### TASK OBJECTIVE
Identify the lines containing the word "diabetiků". Copy each one.

### THE INPUT
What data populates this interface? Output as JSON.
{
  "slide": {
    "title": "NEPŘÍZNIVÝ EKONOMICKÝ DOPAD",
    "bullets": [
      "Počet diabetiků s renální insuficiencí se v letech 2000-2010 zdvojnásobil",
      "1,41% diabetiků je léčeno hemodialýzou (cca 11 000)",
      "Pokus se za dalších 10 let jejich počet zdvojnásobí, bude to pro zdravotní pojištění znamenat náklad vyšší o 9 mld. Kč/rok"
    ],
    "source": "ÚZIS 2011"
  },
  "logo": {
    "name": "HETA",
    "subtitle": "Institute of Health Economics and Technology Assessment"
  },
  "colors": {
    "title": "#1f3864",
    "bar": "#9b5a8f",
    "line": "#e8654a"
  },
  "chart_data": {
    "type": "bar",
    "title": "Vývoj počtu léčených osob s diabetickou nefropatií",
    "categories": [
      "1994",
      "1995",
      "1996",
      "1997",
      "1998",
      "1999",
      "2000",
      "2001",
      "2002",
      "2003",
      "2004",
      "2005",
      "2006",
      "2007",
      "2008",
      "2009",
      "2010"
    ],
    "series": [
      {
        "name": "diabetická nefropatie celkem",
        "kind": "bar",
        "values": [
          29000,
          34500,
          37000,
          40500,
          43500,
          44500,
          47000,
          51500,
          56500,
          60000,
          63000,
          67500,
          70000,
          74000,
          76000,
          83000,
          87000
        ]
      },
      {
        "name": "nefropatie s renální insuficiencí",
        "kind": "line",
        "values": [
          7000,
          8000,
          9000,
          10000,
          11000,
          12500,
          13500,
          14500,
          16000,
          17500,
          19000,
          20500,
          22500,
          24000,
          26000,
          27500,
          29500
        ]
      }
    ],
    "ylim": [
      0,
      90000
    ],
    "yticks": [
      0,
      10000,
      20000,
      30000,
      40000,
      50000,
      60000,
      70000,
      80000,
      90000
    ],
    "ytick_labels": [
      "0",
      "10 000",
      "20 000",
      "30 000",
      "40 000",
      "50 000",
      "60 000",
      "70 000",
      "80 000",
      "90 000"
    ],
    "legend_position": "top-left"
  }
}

### THE COMPLETED TASK
      "Počet diabetiků s renální insuficiencí se v letech 2000-2010 zdvojnásobil",
      "1,41% diabetiků je léčeno hemodialýzou (cca 11 000)",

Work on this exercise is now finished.